Can you transcribe every record below exactly as it appears?
=== RECORDS SUPPLIED ===
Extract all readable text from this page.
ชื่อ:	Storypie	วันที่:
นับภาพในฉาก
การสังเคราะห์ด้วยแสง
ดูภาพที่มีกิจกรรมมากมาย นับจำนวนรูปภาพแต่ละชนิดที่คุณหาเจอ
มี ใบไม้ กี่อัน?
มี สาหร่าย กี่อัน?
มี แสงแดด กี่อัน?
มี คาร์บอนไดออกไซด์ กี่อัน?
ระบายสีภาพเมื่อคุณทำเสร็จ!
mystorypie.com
===
* [SOLUTION BELOW]
Extract all readable text from this page.
ชื่อ:	Storypie	วันที่:
นับภาพในฉาก
การสังเคราะห์ด้วยแสง
ดูภาพที่มีกิจกรรมมากมาย นับจำนวนรูปภาพแต่ละชนิดที่คุณหาเจอ
มี ใบไม้ กี่อัน?
มี สาหร่าย กี่อัน?
มี แสงแดด กี่อัน?
มี คาร์บอนไดออกไซด์ กี่อัน?
ระบายสีภาพเมื่อคุณทำเสร็จ!
mystorypie.com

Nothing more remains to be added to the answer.